**Exercise requirements:** Beneath this sentence is a set of records; write each of them out exactly.

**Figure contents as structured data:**
## begin
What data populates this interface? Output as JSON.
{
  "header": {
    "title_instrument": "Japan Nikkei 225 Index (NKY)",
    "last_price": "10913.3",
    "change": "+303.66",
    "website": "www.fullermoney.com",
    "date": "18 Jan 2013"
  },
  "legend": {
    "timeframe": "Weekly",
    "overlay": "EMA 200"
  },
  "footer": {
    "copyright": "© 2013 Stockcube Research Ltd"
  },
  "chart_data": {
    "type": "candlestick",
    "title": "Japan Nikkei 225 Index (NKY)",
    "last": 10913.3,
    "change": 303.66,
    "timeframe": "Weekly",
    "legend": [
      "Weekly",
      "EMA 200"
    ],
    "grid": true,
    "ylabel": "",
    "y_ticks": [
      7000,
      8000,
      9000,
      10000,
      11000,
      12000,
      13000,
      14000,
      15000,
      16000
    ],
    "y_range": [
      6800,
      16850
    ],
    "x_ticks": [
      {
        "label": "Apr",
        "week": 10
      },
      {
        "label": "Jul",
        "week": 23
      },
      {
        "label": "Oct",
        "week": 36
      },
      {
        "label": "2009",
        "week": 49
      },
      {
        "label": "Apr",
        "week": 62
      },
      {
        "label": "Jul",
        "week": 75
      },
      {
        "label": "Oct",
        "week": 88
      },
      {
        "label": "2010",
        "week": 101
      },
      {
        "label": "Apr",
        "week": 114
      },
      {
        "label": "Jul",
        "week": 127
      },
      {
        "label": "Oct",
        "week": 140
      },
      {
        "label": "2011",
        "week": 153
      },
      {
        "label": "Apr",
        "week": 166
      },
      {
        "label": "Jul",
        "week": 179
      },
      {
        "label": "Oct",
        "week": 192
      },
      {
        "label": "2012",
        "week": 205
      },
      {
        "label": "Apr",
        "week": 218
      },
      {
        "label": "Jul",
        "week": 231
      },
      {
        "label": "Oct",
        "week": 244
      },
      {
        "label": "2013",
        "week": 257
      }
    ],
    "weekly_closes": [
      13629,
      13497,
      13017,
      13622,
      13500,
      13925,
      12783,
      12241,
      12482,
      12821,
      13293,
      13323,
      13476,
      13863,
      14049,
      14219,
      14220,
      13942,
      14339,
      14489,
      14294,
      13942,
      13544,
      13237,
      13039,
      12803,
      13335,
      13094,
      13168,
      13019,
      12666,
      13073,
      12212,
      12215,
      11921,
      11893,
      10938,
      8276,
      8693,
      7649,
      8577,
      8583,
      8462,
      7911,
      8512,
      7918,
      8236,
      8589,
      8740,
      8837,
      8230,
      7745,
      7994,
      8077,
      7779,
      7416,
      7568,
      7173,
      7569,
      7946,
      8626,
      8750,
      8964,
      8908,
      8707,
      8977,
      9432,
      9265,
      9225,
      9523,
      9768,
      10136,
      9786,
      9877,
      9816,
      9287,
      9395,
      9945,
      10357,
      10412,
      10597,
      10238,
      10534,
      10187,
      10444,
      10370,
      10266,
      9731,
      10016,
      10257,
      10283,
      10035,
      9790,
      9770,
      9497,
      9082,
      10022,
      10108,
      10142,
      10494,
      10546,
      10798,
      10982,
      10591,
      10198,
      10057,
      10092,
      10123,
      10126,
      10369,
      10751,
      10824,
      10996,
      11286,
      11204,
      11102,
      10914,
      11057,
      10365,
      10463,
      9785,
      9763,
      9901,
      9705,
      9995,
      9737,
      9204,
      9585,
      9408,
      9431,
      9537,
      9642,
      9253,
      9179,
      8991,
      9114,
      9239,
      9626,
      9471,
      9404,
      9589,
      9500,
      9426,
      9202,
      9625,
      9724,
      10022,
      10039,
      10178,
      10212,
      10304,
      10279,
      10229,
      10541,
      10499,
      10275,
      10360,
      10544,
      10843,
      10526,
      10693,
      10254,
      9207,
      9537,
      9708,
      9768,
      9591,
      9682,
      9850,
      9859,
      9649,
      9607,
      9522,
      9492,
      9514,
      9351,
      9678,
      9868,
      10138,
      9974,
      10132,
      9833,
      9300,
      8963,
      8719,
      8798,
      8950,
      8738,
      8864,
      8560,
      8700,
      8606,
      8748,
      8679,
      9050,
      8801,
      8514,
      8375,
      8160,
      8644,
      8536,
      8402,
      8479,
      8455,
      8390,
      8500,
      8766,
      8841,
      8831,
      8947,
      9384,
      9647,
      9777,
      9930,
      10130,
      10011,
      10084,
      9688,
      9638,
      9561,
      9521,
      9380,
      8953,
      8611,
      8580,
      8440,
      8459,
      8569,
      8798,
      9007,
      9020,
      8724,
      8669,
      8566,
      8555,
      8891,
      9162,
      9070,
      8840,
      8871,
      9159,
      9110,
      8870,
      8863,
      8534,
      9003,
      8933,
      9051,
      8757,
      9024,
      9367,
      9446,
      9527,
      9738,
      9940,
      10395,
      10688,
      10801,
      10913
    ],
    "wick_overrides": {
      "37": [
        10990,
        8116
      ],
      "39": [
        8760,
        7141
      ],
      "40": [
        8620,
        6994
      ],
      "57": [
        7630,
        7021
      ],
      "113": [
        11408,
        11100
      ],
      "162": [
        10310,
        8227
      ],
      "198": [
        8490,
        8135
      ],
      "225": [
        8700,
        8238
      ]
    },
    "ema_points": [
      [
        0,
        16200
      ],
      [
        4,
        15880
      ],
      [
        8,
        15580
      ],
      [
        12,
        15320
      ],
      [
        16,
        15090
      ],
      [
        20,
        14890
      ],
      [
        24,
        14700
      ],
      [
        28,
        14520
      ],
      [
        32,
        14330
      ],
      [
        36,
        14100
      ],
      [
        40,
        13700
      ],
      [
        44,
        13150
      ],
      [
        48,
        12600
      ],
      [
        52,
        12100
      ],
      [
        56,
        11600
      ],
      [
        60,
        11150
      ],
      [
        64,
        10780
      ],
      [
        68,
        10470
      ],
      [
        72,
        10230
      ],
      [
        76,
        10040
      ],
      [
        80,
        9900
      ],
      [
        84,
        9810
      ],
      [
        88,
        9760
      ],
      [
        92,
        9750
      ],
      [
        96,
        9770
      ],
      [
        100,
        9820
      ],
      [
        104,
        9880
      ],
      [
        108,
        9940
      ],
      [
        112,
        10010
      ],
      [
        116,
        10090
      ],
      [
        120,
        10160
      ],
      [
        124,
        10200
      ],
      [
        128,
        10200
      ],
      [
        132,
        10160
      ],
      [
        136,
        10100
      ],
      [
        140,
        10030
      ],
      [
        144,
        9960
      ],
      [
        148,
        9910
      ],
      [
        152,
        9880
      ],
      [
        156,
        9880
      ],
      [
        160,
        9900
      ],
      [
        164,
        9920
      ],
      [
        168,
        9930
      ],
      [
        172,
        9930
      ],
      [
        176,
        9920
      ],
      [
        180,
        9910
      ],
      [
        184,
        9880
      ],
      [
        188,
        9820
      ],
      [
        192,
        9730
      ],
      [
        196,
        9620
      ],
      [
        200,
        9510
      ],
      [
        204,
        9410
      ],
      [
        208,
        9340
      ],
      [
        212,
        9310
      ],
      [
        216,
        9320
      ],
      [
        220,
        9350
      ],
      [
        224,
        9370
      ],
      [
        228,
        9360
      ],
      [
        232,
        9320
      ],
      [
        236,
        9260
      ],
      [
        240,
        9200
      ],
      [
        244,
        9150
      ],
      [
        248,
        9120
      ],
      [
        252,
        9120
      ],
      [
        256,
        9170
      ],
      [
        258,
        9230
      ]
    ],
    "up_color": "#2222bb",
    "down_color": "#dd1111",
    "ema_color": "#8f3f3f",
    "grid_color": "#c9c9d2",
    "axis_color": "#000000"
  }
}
## end
**Exercise answer:**
What data populates this interface? Output as JSON.
{
  "header": {
    "title_instrument": "Japan Nikkei 225 Index (NKY)",
    "last_price": "10913.3",
    "change": "+303.66",
    "website": "www.fullermoney.com",
    "date": "18 Jan 2013"
  },
  "legend": {
    "timeframe": "Weekly",
    "overlay": "EMA 200"
  },
  "footer": {
    "copyright": "© 2013 Stockcube Research Ltd"
  },
  "chart_data": {
    "type": "candlestick",
    "title": "Japan Nikkei 225 Index (NKY)",
    "last": 10913.3,
    "change": 303.66,
    "timeframe": "Weekly",
    "legend": [
      "Weekly",
      "EMA 200"
    ],
    "grid": true,
    "ylabel": "",
    "y_ticks": [
      7000,
      8000,
      9000,
      10000,
      11000,
      12000,
      13000,
      14000,
      15000,
      16000
    ],
    "y_range": [
      6800,
      16850
    ],
    "x_ticks": [
      {
        "label": "Apr",
        "week": 10
      },
      {
        "label": "Jul",
        "week": 23
      },
      {
        "label": "Oct",
        "week": 36
      },
      {
        "label": "2009",
        "week": 49
      },
      {
        "label": "Apr",
        "week": 62
      },
      {
        "label": "Jul",
        "week": 75
      },
      {
        "label": "Oct",
        "week": 88
      },
      {
        "label": "2010",
        "week": 101
      },
      {
        "label": "Apr",
        "week": 114
      },
      {
        "label": "Jul",
        "week": 127
      },
      {
        "label": "Oct",
        "week": 140
      },
      {
        "label": "2011",
        "week": 153
      },
      {
        "label": "Apr",
        "week": 166
      },
      {
        "label": "Jul",
        "week": 179
      },
      {
        "label": "Oct",
        "week": 192
      },
      {
        "label": "2012",
        "week": 205
      },
      {
        "label": "Apr",
        "week": 218
      },
      {
        "label": "Jul",
        "week": 231
      },
      {
        "label": "Oct",
        "week": 244
      },
      {
        "label": "2013",
        "week": 257
      }
    ],
    "weekly_closes": [
      13629,
      13497,
      13017,
      13622,
      13500,
      13925,
      12783,
      12241,
      12482,
      12821,
      13293,
      13323,
      13476,
      13863,
      14049,
      14219,
      14220,
      13942,
      14339,
      14489,
      14294,
      13942,
      13544,
      13237,
      13039,
      12803,
      13335,
      13094,
      13168,
      13019,
      12666,
      13073,
      12212,
      12215,
      11921,
      11893,
      10938,
      8276,
      8693,
      7649,
      8577,
      8583,
      8462,
      7911,
      8512,
      7918,
      8236,
      8589,
      8740,
      8837,
      8230,
      7745,
      7994,
      8077,
      7779,
      7416,
      7568,
      7173,
      7569,
      7946,
      8626,
      8750,
      8964,
      8908,
      8707,
      8977,
      9432,
      9265,
      9225,
      9523,
      9768,
      10136,
      9786,
      9877,
      9816,
      9287,
      9395,
      9945,
      10357,
      10412,
      10597,
      10238,
      10534,
      10187,
      10444,
      10370,
      10266,
      9731,
      10016,
      10257,
      10283,
      10035,
      9790,
      9770,
      9497,
      9082,
      10022,
      10108,
      10142,
      10494,
      10546,
      10798,
      10982,
      10591,
      10198,
      10057,
      10092,
      10123,
      10126,
      10369,
      10751,
      10824,
      10996,
      11286,
      11204,
      11102,
      10914,
      11057,
      10365,
      10463,
      9785,
      9763,
      9901,
      9705,
      9995,
      9737,
      9204,
      9585,
      9408,
      9431,
      9537,
      9642,
      9253,
      9179,
      8991,
      9114,
      9239,
      9626,
      9471,
      9404,
      9589,
      9500,
      9426,
      9202,
      9625,
      9724,
      10022,
      10039,
      10178,
      10212,
      10304,
      10279,
      10229,
      10541,
      10499,
      10275,
      10360,
      10544,
      10843,
      10526,
      10693,
      10254,
      9207,
      9537,
      9708,
      9768,
      9591,
      9682,
      9850,
      9859,
      9649,
      9607,
      9522,
      9492,
      9514,
      9351,
      9678,
      9868,
      10138,
      9974,
      10132,
      9833,
      9300,
      8963,
      8719,
      8798,
      8950,
      8738,
      8864,
      8560,
      8700,
      8606,
      8748,
      8679,
      9050,
      8801,
      8514,
      8375,
      8160,
      8644,
      8536,
      8402,
      8479,
      8455,
      8390,
      8500,
      8766,
      8841,
      8831,
      8947,
      9384,
      9647,
      9777,
      9930,
      10130,
      10011,
      10084,
      9688,
      9638,
      9561,
      9521,
      9380,
      8953,
      8611,
      8580,
      8440,
      8459,
      8569,
      8798,
      9007,
      9020,
      8724,
      8669,
      8566,
      8555,
      8891,
      9162,
      9070,
      8840,
      8871,
      9159,
      9110,
      8870,
      8863,
      8534,
      9003,
      8933,
      9051,
      8757,
      9024,
      9367,
      9446,
      9527,
      9738,
      9940,
      10395,
      10688,
      10801,
      10913
    ],
    "wick_overrides": {
      "37": [
        10990,
        8116
      ],
      "39": [
        8760,
        7141
      ],
      "40": [
        8620,
        6994
      ],
      "57": [
        7630,
        7021
      ],
      "113": [
        11408,
        11100
      ],
      "162": [
        10310,
        8227
      ],
      "198": [
        8490,
        8135
      ],
      "225": [
        8700,
        8238
      ]
    },
    "ema_points": [
      [
        0,
        16200
      ],
      [
        4,
        15880
      ],
      [
        8,
        15580
      ],
      [
        12,
        15320
      ],
      [
        16,
        15090
      ],
      [
        20,
        14890
      ],
      [
        24,
        14700
      ],
      [
        28,
        14520
      ],
      [
        32,
        14330
      ],
      [
        36,
        14100
      ],
      [
        40,
        13700
      ],
      [
        44,
        13150
      ],
      [
        48,
        12600
      ],
      [
        52,
        12100
      ],
      [
        56,
        11600
      ],
      [
        60,
        11150
      ],
      [
        64,
        10780
      ],
      [
        68,
        10470
      ],
      [
        72,
        10230
      ],
      [
        76,
        10040
      ],
      [
        80,
        9900
      ],
      [
        84,
        9810
      ],
      [
        88,
        9760
      ],
      [
        92,
        9750
      ],
      [
        96,
        9770
      ],
      [
        100,
        9820
      ],
      [
        104,
        9880
      ],
      [
        108,
        9940
      ],
      [
        112,
        10010
      ],
      [
        116,
        10090
      ],
      [
        120,
        10160
      ],
      [
        124,
        10200
      ],
      [
        128,
        10200
      ],
      [
        132,
        10160
      ],
      [
        136,
        10100
      ],
      [
        140,
        10030
      ],
      [
        144,
        9960
      ],
      [
        148,
        9910
      ],
      [
        152,
        9880
      ],
      [
        156,
        9880
      ],
      [
        160,
        9900
      ],
      [
        164,
        9920
      ],
      [
        168,
        9930
      ],
      [
        172,
        9930
      ],
      [
        176,
        9920
      ],
      [
        180,
        9910
      ],
      [
        184,
        9880
      ],
      [
        188,
        9820
      ],
      [
        192,
        9730
      ],
      [
        196,
        9620
      ],
      [
        200,
        9510
      ],
      [
        204,
        9410
      ],
      [
        208,
        9340
      ],
      [
        212,
        9310
      ],
      [
        216,
        9320
      ],
      [
        220,
        9350
      ],
      [
        224,
        9370
      ],
      [
        228,
        9360
      ],
      [
        232,
        9320
      ],
      [
        236,
        9260
      ],
      [
        240,
        9200
      ],
      [
        244,
        9150
      ],
      [
        248,
        9120
      ],
      [
        252,
        9120
      ],
      [
        256,
        9170
      ],
      [
        258,
        9230
      ]
    ],
    "up_color": "#2222bb",
    "down_color": "#dd1111",
    "ema_color": "#8f3f3f",
    "grid_color": "#c9c9d2",
    "axis_color": "#000000"
  }
}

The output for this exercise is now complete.